▸ **EXERCISE**: Which lines contain the string "IFSM"? Please list every one of them.

** START OF SOURCE RECORDS **

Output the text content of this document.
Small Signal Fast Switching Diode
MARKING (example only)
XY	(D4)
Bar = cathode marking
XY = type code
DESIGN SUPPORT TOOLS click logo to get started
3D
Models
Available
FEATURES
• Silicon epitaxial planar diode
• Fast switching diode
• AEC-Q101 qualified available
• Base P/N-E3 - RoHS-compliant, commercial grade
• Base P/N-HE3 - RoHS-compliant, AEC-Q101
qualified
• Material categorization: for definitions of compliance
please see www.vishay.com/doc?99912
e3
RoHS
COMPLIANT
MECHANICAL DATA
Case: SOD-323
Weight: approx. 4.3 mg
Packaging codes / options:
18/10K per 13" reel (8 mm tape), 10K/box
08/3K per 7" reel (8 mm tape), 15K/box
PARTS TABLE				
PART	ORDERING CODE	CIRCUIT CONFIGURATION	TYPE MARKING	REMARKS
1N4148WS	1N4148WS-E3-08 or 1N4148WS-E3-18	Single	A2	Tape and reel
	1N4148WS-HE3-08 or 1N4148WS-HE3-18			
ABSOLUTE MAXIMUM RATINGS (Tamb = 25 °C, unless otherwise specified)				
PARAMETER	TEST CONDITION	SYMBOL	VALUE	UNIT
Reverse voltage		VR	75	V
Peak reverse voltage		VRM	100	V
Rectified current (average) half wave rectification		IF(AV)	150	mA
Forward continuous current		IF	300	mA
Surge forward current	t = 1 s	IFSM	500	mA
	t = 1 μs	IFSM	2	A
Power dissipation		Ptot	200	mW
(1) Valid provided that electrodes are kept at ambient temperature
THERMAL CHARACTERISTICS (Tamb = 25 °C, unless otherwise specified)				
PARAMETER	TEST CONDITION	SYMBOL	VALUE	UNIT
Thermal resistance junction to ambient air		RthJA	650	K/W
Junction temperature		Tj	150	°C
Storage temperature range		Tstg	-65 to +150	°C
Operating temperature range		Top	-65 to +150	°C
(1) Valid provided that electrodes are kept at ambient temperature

** END OF SOURCE RECORDS **
** START OF SOURCE RECORDS **

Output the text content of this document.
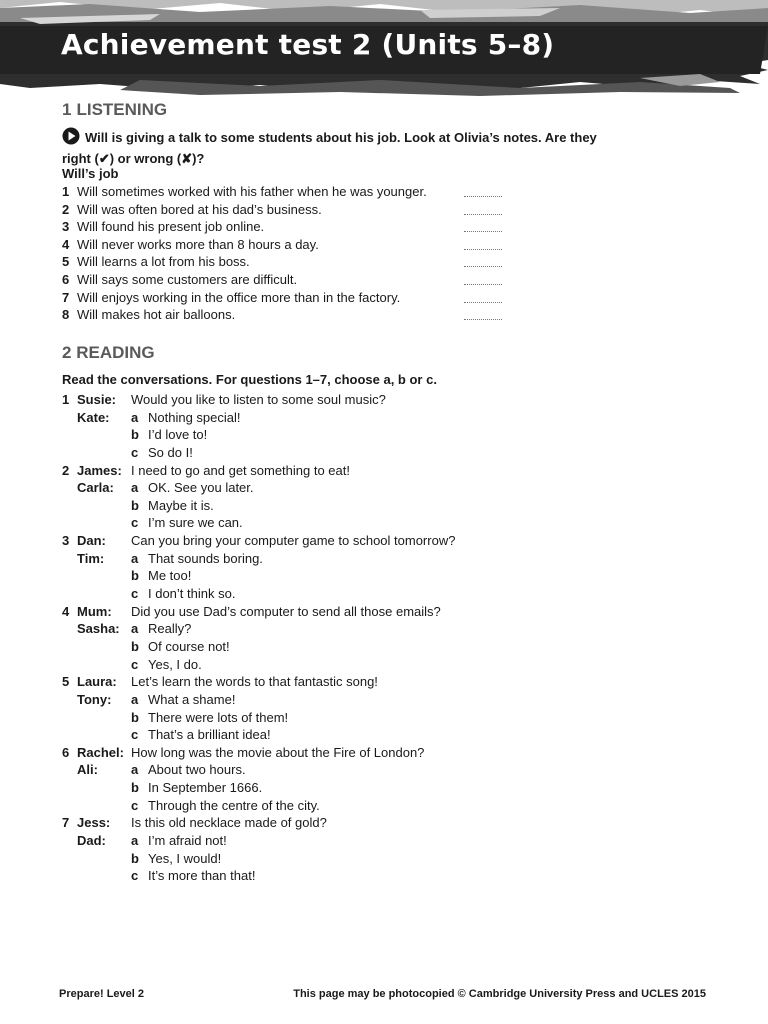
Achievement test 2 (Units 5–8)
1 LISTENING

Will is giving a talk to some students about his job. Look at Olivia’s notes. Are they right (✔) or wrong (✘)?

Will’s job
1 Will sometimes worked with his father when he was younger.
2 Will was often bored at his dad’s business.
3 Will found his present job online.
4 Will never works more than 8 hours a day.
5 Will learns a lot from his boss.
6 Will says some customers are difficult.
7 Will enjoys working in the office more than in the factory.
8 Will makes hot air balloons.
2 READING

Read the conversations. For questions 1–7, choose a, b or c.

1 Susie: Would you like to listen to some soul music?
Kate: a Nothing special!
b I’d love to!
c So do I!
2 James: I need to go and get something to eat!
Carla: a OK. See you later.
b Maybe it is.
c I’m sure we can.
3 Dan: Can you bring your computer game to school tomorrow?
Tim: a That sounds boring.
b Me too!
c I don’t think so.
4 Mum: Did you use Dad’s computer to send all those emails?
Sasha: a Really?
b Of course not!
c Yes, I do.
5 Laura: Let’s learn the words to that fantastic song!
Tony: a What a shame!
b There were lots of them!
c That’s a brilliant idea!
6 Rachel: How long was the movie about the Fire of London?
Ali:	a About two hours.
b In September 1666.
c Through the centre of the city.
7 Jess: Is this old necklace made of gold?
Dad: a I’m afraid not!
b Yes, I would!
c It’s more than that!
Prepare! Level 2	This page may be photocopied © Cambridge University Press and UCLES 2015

** END OF SOURCE RECORDS **

▸ **ANSWER FOR THE TASK**:
Surge forward current	t = 1 s	IFSM	500	mA
	t = 1 μs	IFSM	2	A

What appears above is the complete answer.